- _Exercise prompt_: Reproduce every entry exactly.
((
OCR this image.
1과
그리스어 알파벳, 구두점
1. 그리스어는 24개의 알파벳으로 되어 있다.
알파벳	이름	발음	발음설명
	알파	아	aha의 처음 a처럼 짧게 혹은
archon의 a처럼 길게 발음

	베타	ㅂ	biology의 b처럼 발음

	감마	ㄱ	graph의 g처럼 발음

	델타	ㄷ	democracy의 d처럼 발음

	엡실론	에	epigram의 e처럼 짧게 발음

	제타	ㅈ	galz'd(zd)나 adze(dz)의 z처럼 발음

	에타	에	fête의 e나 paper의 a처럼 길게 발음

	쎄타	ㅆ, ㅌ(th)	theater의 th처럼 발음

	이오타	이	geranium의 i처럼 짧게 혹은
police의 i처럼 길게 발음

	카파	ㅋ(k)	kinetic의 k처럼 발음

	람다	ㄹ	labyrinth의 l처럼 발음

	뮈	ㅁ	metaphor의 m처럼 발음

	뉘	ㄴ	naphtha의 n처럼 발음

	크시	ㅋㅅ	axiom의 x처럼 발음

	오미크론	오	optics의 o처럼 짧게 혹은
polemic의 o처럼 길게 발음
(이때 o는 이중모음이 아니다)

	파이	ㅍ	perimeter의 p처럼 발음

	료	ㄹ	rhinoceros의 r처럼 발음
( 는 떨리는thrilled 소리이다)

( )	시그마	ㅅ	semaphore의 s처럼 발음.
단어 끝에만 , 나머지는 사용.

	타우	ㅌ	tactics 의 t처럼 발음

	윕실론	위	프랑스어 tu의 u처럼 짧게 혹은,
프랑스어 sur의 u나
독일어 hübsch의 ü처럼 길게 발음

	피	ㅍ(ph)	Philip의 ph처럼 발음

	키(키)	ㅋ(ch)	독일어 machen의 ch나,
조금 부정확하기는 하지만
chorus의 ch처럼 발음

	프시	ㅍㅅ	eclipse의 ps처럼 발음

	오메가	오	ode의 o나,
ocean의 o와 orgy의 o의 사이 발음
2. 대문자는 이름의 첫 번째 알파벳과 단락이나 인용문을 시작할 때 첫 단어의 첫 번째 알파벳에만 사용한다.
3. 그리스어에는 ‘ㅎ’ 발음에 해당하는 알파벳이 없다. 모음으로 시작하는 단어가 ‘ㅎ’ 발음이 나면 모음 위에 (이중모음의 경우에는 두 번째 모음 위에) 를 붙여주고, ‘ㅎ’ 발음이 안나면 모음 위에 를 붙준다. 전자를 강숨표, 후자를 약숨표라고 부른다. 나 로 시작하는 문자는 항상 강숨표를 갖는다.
))
- _Expected answer_:
OCR this image.
1과
그리스어 알파벳, 구두점
1. 그리스어는 24개의 알파벳으로 되어 있다.
알파벳	이름	발음	발음설명
	알파	아	aha의 처음 a처럼 짧게 혹은
archon의 a처럼 길게 발음

	베타	ㅂ	biology의 b처럼 발음

	감마	ㄱ	graph의 g처럼 발음

	델타	ㄷ	democracy의 d처럼 발음

	엡실론	에	epigram의 e처럼 짧게 발음

	제타	ㅈ	galz'd(zd)나 adze(dz)의 z처럼 발음

	에타	에	fête의 e나 paper의 a처럼 길게 발음

	쎄타	ㅆ, ㅌ(th)	theater의 th처럼 발음

	이오타	이	geranium의 i처럼 짧게 혹은
police의 i처럼 길게 발음

	카파	ㅋ(k)	kinetic의 k처럼 발음

	람다	ㄹ	labyrinth의 l처럼 발음

	뮈	ㅁ	metaphor의 m처럼 발음

	뉘	ㄴ	naphtha의 n처럼 발음

	크시	ㅋㅅ	axiom의 x처럼 발음

	오미크론	오	optics의 o처럼 짧게 혹은
polemic의 o처럼 길게 발음
(이때 o는 이중모음이 아니다)

	파이	ㅍ	perimeter의 p처럼 발음

	료	ㄹ	rhinoceros의 r처럼 발음
( 는 떨리는thrilled 소리이다)

( )	시그마	ㅅ	semaphore의 s처럼 발음.
단어 끝에만 , 나머지는 사용.

	타우	ㅌ	tactics 의 t처럼 발음

	윕실론	위	프랑스어 tu의 u처럼 짧게 혹은,
프랑스어 sur의 u나
독일어 hübsch의 ü처럼 길게 발음

	피	ㅍ(ph)	Philip의 ph처럼 발음

	키(키)	ㅋ(ch)	독일어 machen의 ch나,
조금 부정확하기는 하지만
chorus의 ch처럼 발음

	프시	ㅍㅅ	eclipse의 ps처럼 발음

	오메가	오	ode의 o나,
ocean의 o와 orgy의 o의 사이 발음
2. 대문자는 이름의 첫 번째 알파벳과 단락이나 인용문을 시작할 때 첫 단어의 첫 번째 알파벳에만 사용한다.
3. 그리스어에는 ‘ㅎ’ 발음에 해당하는 알파벳이 없다. 모음으로 시작하는 단어가 ‘ㅎ’ 발음이 나면 모음 위에 (이중모음의 경우에는 두 번째 모음 위에) 를 붙여주고, ‘ㅎ’ 발음이 안나면 모음 위에 를 붙준다. 전자를 강숨표, 후자를 약숨표라고 부른다. 나 로 시작하는 문자는 항상 강숨표를 갖는다.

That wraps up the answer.